_Written exercise_
Lines that hold the string "างไทย" are to be counted; give only their number.

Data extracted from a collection
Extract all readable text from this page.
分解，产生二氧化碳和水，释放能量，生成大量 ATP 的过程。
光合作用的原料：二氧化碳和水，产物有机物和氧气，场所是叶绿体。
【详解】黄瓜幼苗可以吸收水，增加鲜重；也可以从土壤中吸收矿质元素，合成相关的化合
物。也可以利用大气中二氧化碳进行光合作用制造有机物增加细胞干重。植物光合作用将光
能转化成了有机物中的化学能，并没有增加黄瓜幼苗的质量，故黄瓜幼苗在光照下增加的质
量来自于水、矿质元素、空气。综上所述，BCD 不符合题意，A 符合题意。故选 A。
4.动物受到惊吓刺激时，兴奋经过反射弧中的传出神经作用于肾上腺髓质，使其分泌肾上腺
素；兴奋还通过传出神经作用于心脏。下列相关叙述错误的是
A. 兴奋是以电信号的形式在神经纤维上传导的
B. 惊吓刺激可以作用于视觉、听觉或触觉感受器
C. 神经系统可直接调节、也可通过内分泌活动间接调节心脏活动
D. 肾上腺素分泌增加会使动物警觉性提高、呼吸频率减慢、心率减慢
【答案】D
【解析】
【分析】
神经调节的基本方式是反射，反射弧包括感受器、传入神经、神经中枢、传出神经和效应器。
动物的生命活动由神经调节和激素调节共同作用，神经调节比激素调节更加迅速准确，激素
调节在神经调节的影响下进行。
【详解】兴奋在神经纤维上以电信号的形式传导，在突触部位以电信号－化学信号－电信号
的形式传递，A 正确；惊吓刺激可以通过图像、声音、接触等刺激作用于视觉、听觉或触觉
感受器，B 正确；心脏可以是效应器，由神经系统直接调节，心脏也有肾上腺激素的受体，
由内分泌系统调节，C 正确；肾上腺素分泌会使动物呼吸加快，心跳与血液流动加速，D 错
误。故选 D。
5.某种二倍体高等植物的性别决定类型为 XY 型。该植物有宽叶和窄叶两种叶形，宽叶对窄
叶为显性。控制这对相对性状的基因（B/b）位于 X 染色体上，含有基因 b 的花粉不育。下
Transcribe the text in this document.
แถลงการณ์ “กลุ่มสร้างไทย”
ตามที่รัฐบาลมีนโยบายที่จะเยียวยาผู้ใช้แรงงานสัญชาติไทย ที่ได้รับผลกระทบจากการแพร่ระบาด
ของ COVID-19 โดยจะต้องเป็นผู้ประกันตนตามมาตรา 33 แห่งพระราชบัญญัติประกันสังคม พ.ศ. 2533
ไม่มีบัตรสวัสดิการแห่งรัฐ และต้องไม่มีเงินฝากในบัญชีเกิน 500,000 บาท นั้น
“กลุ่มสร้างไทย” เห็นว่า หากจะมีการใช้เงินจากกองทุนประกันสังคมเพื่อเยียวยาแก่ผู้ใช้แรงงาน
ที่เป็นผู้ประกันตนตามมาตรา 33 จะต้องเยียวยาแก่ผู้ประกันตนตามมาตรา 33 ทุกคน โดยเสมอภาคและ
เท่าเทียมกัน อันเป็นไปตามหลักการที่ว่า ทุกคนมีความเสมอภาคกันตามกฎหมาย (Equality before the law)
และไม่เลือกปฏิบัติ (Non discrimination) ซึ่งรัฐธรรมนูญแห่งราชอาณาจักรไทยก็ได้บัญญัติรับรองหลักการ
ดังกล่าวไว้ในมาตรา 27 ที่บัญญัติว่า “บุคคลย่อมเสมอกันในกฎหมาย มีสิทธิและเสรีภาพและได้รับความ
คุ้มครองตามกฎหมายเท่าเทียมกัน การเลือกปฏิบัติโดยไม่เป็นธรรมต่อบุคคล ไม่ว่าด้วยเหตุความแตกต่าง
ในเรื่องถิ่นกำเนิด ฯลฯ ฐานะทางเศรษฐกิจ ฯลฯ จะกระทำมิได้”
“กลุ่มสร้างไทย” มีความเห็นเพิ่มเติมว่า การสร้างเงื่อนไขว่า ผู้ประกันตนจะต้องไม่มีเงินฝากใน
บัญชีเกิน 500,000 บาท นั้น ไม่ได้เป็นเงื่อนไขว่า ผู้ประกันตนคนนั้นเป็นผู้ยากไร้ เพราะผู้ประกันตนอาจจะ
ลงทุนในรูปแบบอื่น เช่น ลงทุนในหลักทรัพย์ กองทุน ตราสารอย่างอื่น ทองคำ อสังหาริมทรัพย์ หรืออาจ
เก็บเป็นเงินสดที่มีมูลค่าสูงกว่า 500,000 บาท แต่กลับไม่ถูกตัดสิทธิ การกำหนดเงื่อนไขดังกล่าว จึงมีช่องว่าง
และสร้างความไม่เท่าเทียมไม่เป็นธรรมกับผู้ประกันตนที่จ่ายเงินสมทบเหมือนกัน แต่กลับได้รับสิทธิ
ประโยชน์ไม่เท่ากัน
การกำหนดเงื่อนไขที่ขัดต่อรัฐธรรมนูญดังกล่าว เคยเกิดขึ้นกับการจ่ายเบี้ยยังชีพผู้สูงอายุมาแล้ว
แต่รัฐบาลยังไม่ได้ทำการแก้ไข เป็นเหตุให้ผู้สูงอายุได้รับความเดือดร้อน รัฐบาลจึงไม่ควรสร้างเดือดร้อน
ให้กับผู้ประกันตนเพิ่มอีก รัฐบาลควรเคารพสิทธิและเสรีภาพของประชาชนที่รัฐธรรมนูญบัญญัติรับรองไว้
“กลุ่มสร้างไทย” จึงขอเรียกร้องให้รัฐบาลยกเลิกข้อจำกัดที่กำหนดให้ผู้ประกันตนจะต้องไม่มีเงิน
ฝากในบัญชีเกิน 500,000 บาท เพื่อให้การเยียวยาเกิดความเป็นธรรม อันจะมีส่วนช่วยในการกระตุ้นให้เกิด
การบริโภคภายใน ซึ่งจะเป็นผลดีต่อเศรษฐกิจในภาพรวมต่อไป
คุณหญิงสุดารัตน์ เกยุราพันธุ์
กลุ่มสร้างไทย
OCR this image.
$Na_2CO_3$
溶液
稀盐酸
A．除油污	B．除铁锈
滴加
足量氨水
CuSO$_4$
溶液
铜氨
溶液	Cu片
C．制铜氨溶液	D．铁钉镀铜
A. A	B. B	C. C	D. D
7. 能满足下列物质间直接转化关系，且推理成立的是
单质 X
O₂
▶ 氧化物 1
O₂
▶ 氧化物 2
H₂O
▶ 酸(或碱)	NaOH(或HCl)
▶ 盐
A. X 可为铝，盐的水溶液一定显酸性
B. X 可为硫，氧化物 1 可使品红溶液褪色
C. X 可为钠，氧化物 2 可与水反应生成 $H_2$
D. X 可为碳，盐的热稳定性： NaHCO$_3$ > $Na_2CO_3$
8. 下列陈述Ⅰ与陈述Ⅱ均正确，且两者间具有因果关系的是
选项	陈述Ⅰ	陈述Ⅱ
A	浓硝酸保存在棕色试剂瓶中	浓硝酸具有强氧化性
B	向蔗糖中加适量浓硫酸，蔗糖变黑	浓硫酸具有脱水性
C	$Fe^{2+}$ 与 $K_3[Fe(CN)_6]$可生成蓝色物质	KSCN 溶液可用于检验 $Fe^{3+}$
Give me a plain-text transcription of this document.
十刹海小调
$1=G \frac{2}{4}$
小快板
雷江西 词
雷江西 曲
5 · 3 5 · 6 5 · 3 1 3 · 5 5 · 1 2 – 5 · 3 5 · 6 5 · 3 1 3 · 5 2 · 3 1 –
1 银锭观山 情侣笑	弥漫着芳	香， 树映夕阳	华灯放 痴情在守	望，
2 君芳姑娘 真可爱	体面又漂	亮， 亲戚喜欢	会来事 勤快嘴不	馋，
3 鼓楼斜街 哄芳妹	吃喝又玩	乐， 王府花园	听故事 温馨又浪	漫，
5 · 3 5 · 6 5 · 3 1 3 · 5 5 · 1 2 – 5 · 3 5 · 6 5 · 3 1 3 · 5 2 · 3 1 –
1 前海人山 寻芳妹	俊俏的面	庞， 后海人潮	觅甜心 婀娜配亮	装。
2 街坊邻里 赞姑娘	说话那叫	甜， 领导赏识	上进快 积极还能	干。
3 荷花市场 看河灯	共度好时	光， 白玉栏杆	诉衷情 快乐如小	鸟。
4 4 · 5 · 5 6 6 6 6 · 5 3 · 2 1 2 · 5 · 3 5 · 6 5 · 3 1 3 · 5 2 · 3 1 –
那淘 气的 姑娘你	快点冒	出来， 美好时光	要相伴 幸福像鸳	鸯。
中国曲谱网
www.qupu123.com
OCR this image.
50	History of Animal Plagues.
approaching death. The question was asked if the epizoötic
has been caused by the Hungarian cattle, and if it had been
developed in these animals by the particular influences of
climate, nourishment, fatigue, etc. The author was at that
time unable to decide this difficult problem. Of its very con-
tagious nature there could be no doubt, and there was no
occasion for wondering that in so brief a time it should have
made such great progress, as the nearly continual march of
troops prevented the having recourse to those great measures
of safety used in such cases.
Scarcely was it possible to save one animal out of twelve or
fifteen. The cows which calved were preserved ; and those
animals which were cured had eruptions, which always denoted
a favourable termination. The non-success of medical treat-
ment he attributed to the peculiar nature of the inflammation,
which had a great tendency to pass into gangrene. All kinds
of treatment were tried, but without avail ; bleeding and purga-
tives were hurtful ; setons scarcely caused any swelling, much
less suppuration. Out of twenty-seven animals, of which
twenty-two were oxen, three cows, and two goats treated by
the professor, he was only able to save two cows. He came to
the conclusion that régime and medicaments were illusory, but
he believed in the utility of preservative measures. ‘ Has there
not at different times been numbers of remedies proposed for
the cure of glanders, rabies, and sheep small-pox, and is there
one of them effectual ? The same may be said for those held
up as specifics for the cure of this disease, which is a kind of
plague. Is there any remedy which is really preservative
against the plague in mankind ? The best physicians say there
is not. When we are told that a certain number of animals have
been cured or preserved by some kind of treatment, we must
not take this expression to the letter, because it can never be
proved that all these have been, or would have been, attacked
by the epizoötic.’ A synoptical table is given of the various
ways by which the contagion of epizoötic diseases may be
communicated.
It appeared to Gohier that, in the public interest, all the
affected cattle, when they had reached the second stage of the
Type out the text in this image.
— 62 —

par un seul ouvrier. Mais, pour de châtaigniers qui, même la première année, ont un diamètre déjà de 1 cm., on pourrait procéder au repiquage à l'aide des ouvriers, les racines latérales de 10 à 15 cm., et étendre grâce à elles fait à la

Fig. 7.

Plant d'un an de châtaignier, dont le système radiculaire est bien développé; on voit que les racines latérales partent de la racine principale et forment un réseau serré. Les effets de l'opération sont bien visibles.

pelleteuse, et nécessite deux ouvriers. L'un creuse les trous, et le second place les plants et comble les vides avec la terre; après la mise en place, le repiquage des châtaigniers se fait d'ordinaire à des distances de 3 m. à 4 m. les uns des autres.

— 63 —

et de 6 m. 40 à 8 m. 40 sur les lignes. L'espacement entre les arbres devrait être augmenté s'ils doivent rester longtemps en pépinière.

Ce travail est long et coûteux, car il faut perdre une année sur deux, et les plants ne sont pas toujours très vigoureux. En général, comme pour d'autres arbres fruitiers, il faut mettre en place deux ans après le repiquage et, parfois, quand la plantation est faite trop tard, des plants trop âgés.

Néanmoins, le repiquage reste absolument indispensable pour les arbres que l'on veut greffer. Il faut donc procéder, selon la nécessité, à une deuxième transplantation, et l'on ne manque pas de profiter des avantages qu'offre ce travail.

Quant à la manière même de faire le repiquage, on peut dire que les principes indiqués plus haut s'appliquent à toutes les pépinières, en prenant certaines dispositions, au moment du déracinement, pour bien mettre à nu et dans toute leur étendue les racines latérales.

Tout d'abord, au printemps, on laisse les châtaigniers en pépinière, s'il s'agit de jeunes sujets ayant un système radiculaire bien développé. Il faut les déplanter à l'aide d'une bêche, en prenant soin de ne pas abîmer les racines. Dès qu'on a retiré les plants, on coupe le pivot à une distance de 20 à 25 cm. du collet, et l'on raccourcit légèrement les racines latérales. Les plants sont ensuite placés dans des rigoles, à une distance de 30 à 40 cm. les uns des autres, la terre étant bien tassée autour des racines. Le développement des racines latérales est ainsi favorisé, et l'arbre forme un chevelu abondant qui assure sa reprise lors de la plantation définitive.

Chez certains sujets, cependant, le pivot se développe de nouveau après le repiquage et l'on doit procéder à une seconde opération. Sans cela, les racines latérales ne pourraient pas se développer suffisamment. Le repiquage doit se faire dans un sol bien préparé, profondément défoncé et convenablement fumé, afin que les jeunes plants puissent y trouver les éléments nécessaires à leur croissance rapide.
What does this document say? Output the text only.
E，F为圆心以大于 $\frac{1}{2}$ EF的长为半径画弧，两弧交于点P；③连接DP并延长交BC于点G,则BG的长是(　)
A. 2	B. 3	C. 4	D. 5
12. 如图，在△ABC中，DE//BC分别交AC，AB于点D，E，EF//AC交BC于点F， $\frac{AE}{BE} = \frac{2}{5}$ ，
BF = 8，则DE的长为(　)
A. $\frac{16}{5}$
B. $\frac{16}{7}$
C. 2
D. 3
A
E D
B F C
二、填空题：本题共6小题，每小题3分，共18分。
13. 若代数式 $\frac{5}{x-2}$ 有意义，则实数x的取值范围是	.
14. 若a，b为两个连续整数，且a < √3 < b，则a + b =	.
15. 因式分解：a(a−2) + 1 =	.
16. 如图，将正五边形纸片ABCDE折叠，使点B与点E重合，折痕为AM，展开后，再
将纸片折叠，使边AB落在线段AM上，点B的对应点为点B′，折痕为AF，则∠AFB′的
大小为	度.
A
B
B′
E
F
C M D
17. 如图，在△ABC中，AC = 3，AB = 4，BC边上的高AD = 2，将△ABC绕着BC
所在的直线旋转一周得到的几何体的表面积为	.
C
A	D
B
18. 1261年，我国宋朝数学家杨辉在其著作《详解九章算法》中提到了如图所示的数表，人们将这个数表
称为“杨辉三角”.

_Response below_
5